_Set problem_
Your task is to copy every line of the records below that contains "type".

_Data supplied_
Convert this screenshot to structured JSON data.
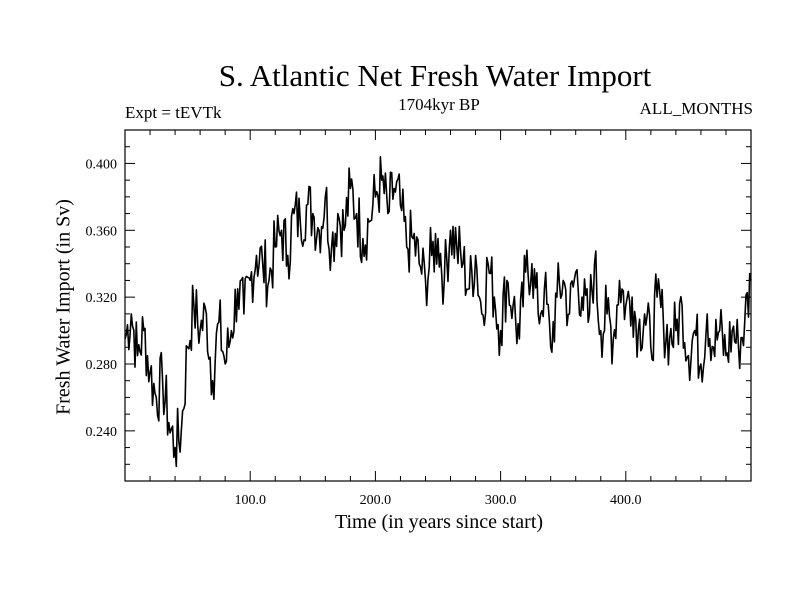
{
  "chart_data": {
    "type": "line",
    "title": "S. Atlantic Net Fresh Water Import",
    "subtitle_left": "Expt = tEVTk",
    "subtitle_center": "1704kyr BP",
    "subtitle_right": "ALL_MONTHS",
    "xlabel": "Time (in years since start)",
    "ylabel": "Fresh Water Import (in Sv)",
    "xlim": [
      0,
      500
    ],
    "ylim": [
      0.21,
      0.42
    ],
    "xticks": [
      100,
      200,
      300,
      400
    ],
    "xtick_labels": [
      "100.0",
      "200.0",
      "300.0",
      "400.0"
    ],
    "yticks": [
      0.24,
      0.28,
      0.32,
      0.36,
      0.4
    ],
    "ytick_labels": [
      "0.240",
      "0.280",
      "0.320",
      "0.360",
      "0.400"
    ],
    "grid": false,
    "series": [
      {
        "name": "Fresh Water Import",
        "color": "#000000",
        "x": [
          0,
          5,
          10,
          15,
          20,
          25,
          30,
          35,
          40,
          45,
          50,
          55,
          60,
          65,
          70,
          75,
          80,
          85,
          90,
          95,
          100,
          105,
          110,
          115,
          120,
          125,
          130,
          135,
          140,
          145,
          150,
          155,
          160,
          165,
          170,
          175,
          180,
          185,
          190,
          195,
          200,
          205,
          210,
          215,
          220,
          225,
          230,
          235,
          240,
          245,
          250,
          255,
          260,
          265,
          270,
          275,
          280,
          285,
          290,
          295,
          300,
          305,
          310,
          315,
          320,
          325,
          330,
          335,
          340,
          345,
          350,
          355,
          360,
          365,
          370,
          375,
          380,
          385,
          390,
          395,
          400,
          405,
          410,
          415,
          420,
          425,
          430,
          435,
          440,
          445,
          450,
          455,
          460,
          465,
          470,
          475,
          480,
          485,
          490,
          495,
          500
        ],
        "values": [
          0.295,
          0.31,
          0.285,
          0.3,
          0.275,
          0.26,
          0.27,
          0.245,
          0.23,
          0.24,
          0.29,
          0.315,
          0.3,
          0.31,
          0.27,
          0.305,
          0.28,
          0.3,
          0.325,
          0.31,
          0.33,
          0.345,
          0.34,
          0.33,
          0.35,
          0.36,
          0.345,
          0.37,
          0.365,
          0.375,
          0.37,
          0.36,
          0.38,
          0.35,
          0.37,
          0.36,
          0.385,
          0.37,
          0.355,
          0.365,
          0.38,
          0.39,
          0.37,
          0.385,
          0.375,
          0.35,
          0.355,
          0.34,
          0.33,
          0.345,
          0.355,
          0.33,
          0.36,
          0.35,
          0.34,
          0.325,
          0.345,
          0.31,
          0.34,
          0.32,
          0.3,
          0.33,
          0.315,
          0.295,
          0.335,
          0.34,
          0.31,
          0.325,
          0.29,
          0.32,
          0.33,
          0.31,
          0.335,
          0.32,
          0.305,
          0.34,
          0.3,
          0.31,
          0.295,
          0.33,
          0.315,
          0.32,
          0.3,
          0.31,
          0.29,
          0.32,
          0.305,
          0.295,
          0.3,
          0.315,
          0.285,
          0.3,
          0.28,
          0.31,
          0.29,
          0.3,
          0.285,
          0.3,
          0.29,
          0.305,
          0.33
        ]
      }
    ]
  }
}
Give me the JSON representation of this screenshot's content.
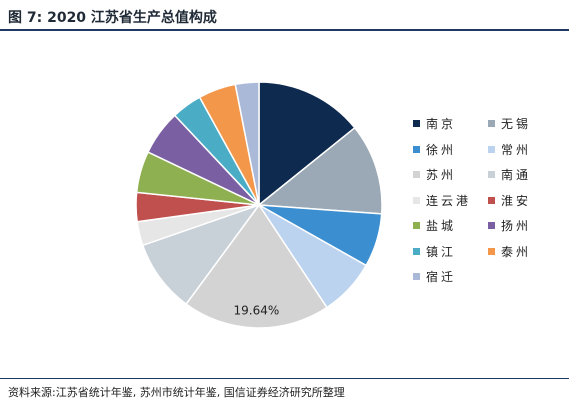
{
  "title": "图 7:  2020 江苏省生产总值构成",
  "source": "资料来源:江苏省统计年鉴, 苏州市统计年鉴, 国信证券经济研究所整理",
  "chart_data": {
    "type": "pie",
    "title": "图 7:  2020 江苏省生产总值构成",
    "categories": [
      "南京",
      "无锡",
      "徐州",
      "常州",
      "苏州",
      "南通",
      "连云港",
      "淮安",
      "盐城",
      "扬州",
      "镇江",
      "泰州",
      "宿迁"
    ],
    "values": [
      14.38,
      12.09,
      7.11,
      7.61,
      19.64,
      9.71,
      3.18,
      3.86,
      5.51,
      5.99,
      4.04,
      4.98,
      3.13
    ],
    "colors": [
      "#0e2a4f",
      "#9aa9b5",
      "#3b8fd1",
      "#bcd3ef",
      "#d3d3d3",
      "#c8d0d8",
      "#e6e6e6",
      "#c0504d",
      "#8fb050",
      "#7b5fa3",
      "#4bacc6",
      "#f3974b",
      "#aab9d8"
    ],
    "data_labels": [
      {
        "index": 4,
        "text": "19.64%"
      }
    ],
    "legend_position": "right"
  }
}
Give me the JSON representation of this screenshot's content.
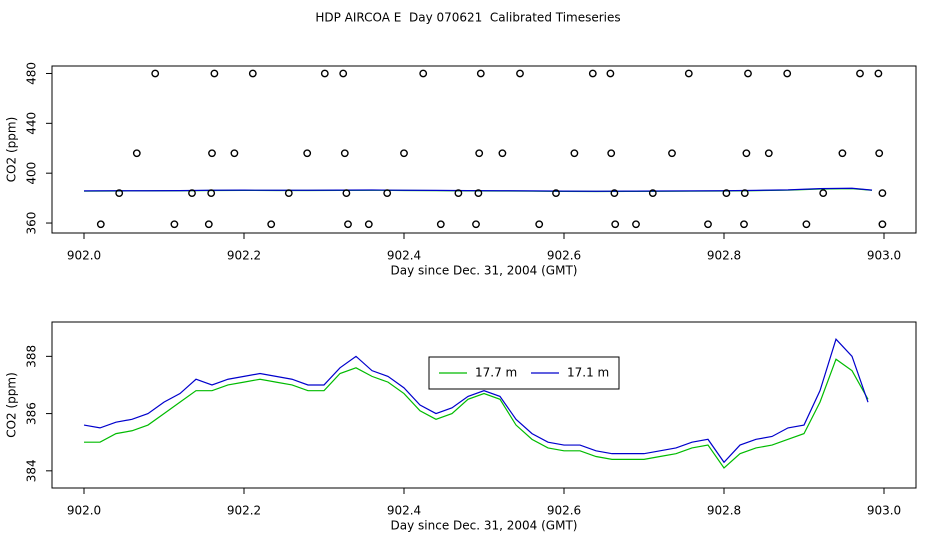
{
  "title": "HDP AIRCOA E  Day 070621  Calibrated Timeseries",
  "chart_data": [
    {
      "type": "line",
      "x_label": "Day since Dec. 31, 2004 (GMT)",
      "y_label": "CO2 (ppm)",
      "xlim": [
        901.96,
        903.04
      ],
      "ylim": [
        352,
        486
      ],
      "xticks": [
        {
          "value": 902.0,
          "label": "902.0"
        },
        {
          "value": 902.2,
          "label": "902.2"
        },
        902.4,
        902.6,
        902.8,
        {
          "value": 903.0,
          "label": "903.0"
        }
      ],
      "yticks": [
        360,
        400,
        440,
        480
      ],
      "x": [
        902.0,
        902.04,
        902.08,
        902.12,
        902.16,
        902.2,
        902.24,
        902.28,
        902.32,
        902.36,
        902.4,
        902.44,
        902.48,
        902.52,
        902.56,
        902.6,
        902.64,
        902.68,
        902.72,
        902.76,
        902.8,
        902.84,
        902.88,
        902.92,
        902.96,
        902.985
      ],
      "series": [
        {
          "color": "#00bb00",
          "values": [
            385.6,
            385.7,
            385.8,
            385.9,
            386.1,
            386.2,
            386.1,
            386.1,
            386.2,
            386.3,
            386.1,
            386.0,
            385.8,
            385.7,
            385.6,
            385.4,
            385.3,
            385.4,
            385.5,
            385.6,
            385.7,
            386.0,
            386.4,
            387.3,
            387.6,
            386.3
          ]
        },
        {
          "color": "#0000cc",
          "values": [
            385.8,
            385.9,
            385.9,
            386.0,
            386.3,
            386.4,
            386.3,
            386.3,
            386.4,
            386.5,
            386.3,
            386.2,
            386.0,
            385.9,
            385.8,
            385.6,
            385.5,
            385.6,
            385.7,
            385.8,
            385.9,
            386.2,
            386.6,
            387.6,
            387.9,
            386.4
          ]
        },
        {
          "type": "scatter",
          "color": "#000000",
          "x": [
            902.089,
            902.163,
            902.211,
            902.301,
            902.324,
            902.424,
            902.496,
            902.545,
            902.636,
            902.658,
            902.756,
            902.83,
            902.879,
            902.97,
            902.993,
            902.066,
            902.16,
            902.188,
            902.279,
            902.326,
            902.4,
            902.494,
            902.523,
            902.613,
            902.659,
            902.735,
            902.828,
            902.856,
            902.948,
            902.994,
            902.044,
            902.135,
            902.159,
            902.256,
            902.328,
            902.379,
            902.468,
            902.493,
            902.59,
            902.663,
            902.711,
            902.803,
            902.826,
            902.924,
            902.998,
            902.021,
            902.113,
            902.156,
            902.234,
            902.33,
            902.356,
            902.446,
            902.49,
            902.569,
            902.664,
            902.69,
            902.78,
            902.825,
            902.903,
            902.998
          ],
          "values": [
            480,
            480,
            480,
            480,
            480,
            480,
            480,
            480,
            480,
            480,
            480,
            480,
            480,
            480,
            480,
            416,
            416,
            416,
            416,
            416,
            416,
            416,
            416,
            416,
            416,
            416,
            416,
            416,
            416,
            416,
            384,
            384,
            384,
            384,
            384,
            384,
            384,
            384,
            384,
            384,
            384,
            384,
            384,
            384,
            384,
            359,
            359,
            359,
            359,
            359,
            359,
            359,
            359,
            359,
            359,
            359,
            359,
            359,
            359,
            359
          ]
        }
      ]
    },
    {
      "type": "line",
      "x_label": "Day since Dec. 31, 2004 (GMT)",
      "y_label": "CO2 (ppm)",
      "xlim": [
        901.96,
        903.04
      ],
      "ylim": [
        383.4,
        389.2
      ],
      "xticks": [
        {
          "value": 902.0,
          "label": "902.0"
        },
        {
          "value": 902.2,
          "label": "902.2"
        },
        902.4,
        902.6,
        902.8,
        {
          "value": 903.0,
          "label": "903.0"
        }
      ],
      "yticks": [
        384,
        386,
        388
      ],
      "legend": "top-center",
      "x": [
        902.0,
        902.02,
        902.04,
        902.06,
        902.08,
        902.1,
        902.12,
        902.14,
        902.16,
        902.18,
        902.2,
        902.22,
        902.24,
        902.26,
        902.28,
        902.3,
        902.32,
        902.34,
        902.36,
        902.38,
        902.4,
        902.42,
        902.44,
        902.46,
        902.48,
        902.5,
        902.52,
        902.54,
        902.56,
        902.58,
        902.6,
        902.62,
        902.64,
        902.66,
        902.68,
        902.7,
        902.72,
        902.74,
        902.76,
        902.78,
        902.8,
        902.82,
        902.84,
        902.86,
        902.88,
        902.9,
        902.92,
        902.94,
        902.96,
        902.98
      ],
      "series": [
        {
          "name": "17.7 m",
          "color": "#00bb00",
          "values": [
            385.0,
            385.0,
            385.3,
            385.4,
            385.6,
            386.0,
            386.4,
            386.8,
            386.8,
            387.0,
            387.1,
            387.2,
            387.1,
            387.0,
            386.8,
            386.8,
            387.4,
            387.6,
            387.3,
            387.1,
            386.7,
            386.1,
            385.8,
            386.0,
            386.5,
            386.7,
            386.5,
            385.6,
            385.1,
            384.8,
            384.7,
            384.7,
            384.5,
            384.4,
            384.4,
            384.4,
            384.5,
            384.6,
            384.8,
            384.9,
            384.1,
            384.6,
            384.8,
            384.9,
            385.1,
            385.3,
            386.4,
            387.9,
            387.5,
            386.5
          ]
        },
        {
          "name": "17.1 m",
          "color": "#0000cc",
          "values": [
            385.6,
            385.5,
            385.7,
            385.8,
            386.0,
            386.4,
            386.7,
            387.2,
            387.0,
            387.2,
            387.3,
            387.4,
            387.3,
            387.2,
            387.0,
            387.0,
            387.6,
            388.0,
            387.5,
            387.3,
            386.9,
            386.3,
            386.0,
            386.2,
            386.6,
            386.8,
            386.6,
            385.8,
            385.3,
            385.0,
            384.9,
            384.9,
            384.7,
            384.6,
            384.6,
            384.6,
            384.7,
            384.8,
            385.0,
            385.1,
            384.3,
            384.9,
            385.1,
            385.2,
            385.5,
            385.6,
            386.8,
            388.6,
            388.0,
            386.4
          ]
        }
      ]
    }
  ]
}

_Problem solution_
    "type": "line",
    "type": "pie",
      "type": "line",
          "type": "scatter",
      "type": "line",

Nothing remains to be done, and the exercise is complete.